» **AIM**
Determine the number of lines containing the word "годов". Reply with it and nothing else.

_ _ _ _

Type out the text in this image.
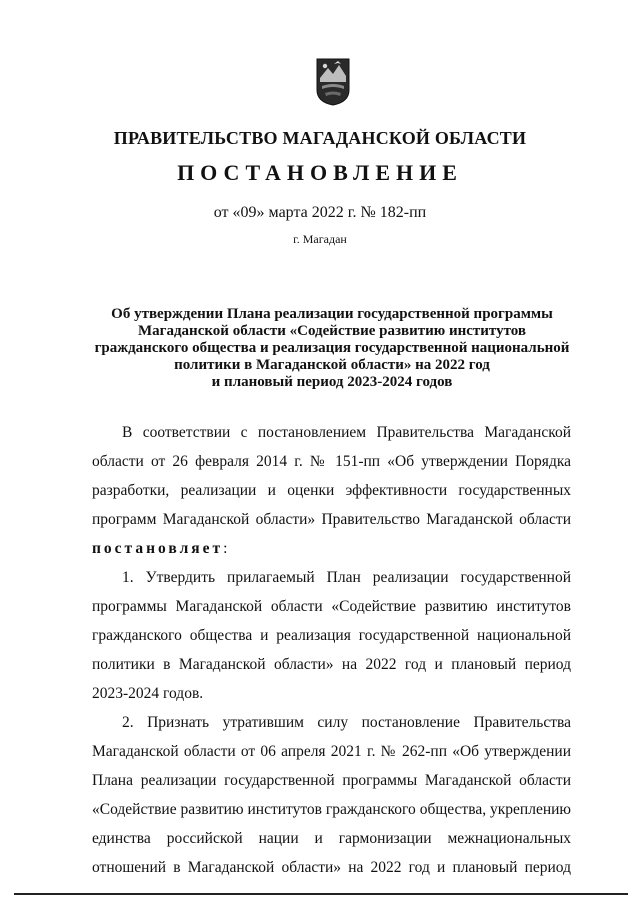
ПРАВИТЕЛЬСТВО МАГАДАНСКОЙ ОБЛАСТИ
ПОСТАНОВЛЕНИЕ
от «09» марта 2022 г. № 182-пп
г. Магадан
Об утверждении Плана реализации государственной программы
Магаданской области «Содействие развитию институтов
гражданского общества и реализация государственной национальной
политики в Магаданской области» на 2022 год
и плановый период 2023-2024 годов
В соответствии с постановлением Правительства Магаданской
области от 26 февраля 2014 г. № 151-пп «Об утверждении Порядка
разработки, реализации и оценки эффективности государственных
программ Магаданской области» Правительство Магаданской области
постановляет:
1. Утвердить прилагаемый План реализации государственной
программы Магаданской области «Содействие развитию институтов
гражданского общества и реализация государственной национальной
политики в Магаданской области» на 2022 год и плановый период
2023-2024 годов.
2. Признать утратившим силу постановление Правительства
Магаданской области от 06 апреля 2021 г. № 262-пп «Об утверждении
Плана реализации государственной программы Магаданской области
«Содействие развитию институтов гражданского общества, укреплению
единства российской нации и гармонизации межнациональных
отношений в Магаданской области» на 2022 год и плановый период
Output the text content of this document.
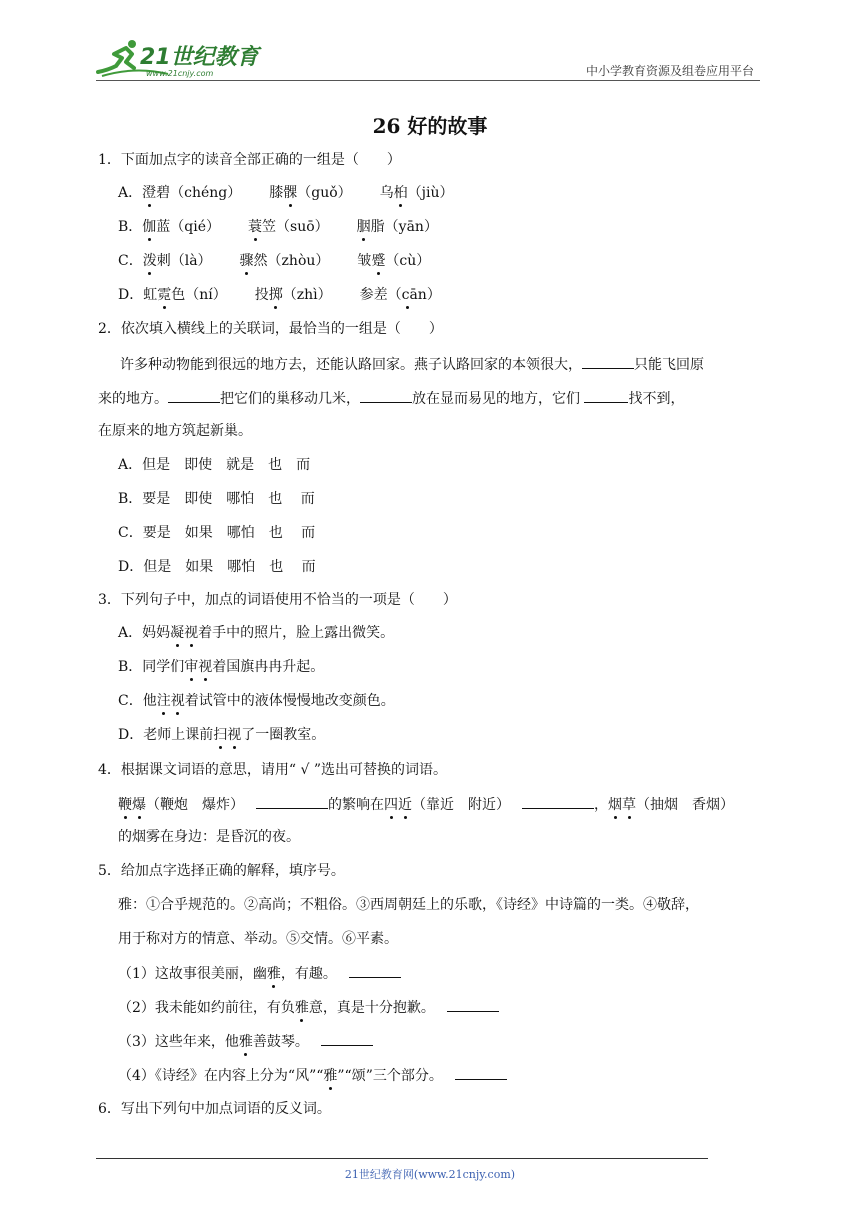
21世纪教育
www.21cnjy.com	中小学教育资源及组卷应用平台
26 好的故事
1．下面加点字的读音全部正确的一组是（　　）
A．澄碧（chéng） 膝髁（guǒ） 乌桕（jiù）
B．伽蓝（qié） 蓑笠（suō） 胭脂（yān）
C．泼刺（là） 骤然（zhòu） 皱蹙（cù）
D．虹霓色（ní） 投掷（zhì） 参差（cān）
2．依次填入横线上的关联词，最恰当的一组是（　　）
许多种动物能到很远的地方去，还能认路回家。燕子认路回家的本领很大，	只能飞回原
来的地方。	把它们的巢移动几米，	放在显而易见的地方，它们	找不到，
在原来的地方筑起新巢。
A．但是　即使　就是　也　而
B．要是　即使　哪怕　也　 而
C．要是　如果　哪怕　也　 而
D．但是　如果　哪怕　也　 而
3．下列句子中，加点的词语使用不恰当的一项是（　　）
A．妈妈凝视着手中的照片，脸上露出微笑。
B．同学们审视着国旗冉冉升起。
C．他注视着试管中的液体慢慢地改变颜色。
D．老师上课前扫视了一圈教室。
4．根据课文词语的意思，请用“ √ ”选出可替换的词语。
鞭爆（鞭炮　爆炸）	的繁响在四近（靠近　附近）	，烟草（抽烟　香烟）
的烟雾在身边：是昏沉的夜。
5．给加点字选择正确的解释，填序号。
雅：①合乎规范的。②高尚；不粗俗。③西周朝廷上的乐歌，《诗经》中诗篇的一类。④敬辞，
用于称对方的情意、举动。⑤交情。⑥平素。
（1）这故事很美丽，幽雅，有趣。
（2）我未能如约前往，有负雅意，真是十分抱歉。
（3）这些年来，他雅善鼓琴。
（4）《诗经》在内容上分为“风”“雅”“颂”三个部分。
6．写出下列句中加点词语的反义词。
21世纪教育网(www.21cnjy.com)
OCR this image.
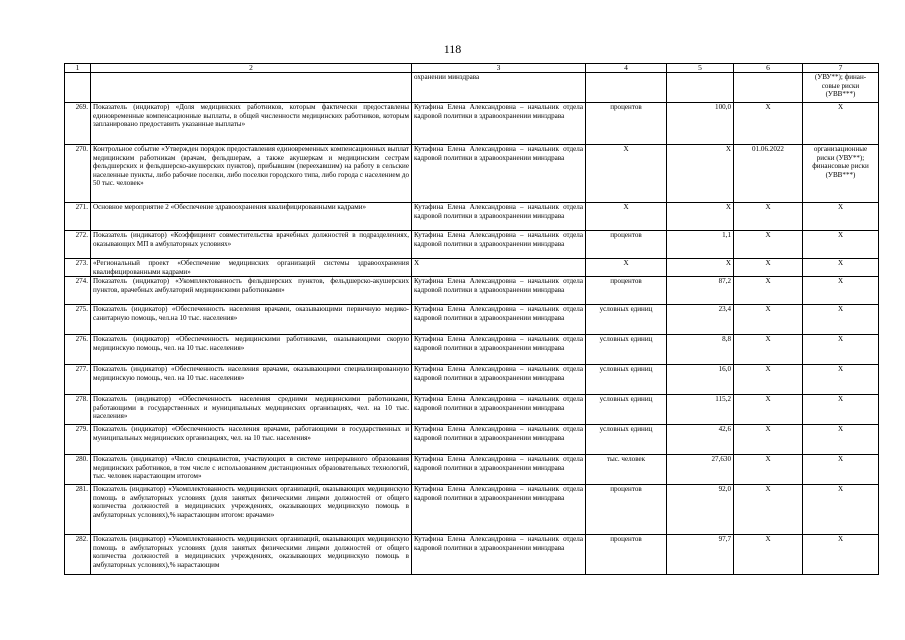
118
1	2	3	4	5	6	7
		охранении минздрава				(УВУ**); финан-
совые риски
(УВВ***)
269.	Показатель (индикатор) «Доля медицинских работников, которым фактически предоставлены единовременные компенсационные выплаты, в общей численности медицинских работников, которым запланировано предоставить указанные выплаты»	Кутафина Елена Александровна – начальник отдела кадровой политики в здравоохранении минздрава	процентов	100,0	X	X
270.	Контрольное событие «Утвержден порядок предоставления единовременных компенсационных выплат медицинским работникам (врачам, фельдшерам, а также акушеркам и медицинским сестрам фельдшерских и фельдшерско-акушерских пунктов), прибывшим (переехавшим) на работу в сельские населенные пункты, либо рабочие поселки, либо поселки городского типа, либо города с населением до 50 тыс. человек»	Кутафина Елена Александровна – начальник отдела кадровой политики в здравоохранении минздрава	X	X	01.06.2022	организационные риски (УВУ**); финансовые риски (УВВ***)
271.	Основное мероприятие 2 «Обеспечение здравоохранения квалифицированными кадрами»	Кутафина Елена Александровна – начальник отдела кадровой политики в здравоохранении минздрава	X	X	X	X
272.	Показатель (индикатор) «Коэффициент совместительства врачебных должностей в подразделениях, оказывающих МП в амбулаторных условиях»	Кутафина Елена Александровна – начальник отдела кадровой политики в здравоохранении минздрава	процентов	1,1	X	X
273.	«Региональный проект «Обеспечение медицинских организаций системы здравоохранения квалифицированными кадрами»	X	X	X	X	X
274.	Показатель (индикатор) «Укомплектованность фельдшерских пунктов, фельдшерско-акушерских пунктов, врачебных амбулаторий медицинскими работниками»	Кутафина Елена Александровна – начальник отдела кадровой политики в здравоохранении минздрава	процентов	87,2	X	X
275.	Показатель (индикатор) «Обеспеченность населения врачами, оказывающими первичную медико-санитарную помощь, чел.на 10 тыс. населения»	Кутафина Елена Александровна – начальник отдела кадровой политики в здравоохранении минздрава	условных единиц	23,4	X	X
276.	Показатель (индикатор) «Обеспеченность медицинскими работниками, оказывающими скорую медицинскую помощь, чел. на 10 тыс. населения»	Кутафина Елена Александровна – начальник отдела кадровой политики в здравоохранении минздрава	условных единиц	8,8	X	X
277.	Показатель (индикатор) «Обеспеченность населения врачами, оказывающими специализированную медицинскую помощь, чел. на 10 тыс. населения»	Кутафина Елена Александровна – начальник отдела кадровой политики в здравоохранении минздрава	условных единиц	16,0	X	X
278.	Показатель (индикатор) «Обеспеченность населения средними медицинскими работниками, работающими в государственных и муниципальных медицинских организациях, чел. на 10 тыс. населения»	Кутафина Елена Александровна – начальник отдела кадровой политики в здравоохранении минздрава	условных единиц	115,2	X	X
279.	Показатель (индикатор) «Обеспеченность населения врачами, работающими в государственных и муниципальных медицинских организациях, чел. на 10 тыс. населения»	Кутафина Елена Александровна – начальник отдела кадровой политики в здравоохранении минздрава	условных единиц	42,6	X	X
280.	Показатель (индикатор) «Число специалистов, участвующих в системе непрерывного образования медицинских работников, в том числе с использованием дистанционных образовательных технологий, тыс. человек нарастающим итогом»	Кутафина Елена Александровна – начальник отдела кадровой политики в здравоохранении минздрава	тыс. человек	27,630	X	X
281.	Показатель (индикатор) «Укомплектованность медицинских организаций, оказывающих медицинскую помощь в амбулаторных условиях (доля занятых физическими лицами должностей от общего количества должностей в медицинских учреждениях, оказывающих медицинскую помощь в амбулаторных условиях),% нарастающим итогом: врачами»	Кутафина Елена Александровна – начальник отдела кадровой политики в здравоохранении минздрава	процентов	92,0	X	X
282.	Показатель (индикатор) «Укомплектованность медицинских организаций, оказывающих медицинскую помощь в амбулаторных условиях (доля занятых физическими лицами должностей от общего количества должностей в медицинских учреждениях, оказывающих медицинскую помощь в амбулаторных условиях),% нарастающим	Кутафина Елена Александровна – начальник отдела кадровой политики в здравоохранении минздрава	процентов	97,7	X	X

_ _ _ _

» **THE RESPONSE**
2